Instruction.
Every line must be returned precisely as it is written.

[START OF Input data]

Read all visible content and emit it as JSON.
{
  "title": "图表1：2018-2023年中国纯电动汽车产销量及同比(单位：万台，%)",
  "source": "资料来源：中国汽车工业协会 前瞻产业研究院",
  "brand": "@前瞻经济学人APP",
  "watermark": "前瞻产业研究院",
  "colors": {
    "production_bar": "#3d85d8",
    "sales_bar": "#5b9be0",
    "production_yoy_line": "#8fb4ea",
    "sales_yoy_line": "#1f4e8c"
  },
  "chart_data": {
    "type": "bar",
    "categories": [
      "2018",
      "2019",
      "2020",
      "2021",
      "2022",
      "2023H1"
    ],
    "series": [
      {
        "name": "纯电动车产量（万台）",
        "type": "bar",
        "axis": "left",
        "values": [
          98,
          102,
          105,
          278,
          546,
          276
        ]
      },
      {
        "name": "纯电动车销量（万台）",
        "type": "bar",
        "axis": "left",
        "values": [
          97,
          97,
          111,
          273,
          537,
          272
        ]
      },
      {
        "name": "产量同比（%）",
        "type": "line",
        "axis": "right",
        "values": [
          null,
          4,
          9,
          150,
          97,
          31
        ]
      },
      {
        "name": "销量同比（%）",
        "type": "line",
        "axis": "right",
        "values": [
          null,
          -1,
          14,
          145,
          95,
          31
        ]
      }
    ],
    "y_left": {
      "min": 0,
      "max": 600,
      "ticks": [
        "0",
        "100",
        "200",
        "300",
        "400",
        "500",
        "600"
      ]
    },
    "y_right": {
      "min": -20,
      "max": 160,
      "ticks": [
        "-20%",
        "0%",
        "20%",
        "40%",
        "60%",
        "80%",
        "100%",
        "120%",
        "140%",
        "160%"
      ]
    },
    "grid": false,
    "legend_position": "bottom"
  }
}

[END OF Input data]

Reply to the task.
Read all visible content and emit it as JSON.
{
  "title": "图表1：2018-2023年中国纯电动汽车产销量及同比(单位：万台，%)",
  "source": "资料来源：中国汽车工业协会 前瞻产业研究院",
  "brand": "@前瞻经济学人APP",
  "watermark": "前瞻产业研究院",
  "colors": {
    "production_bar": "#3d85d8",
    "sales_bar": "#5b9be0",
    "production_yoy_line": "#8fb4ea",
    "sales_yoy_line": "#1f4e8c"
  },
  "chart_data": {
    "type": "bar",
    "categories": [
      "2018",
      "2019",
      "2020",
      "2021",
      "2022",
      "2023H1"
    ],
    "series": [
      {
        "name": "纯电动车产量（万台）",
        "type": "bar",
        "axis": "left",
        "values": [
          98,
          102,
          105,
          278,
          546,
          276
        ]
      },
      {
        "name": "纯电动车销量（万台）",
        "type": "bar",
        "axis": "left",
        "values": [
          97,
          97,
          111,
          273,
          537,
          272
        ]
      },
      {
        "name": "产量同比（%）",
        "type": "line",
        "axis": "right",
        "values": [
          null,
          4,
          9,
          150,
          97,
          31
        ]
      },
      {
        "name": "销量同比（%）",
        "type": "line",
        "axis": "right",
        "values": [
          null,
          -1,
          14,
          145,
          95,
          31
        ]
      }
    ],
    "y_left": {
      "min": 0,
      "max": 600,
      "ticks": [
        "0",
        "100",
        "200",
        "300",
        "400",
        "500",
        "600"
      ]
    },
    "y_right": {
      "min": -20,
      "max": 160,
      "ticks": [
        "-20%",
        "0%",
        "20%",
        "40%",
        "60%",
        "80%",
        "100%",
        "120%",
        "140%",
        "160%"
      ]
    },
    "grid": false,
    "legend_position": "bottom"
  }
}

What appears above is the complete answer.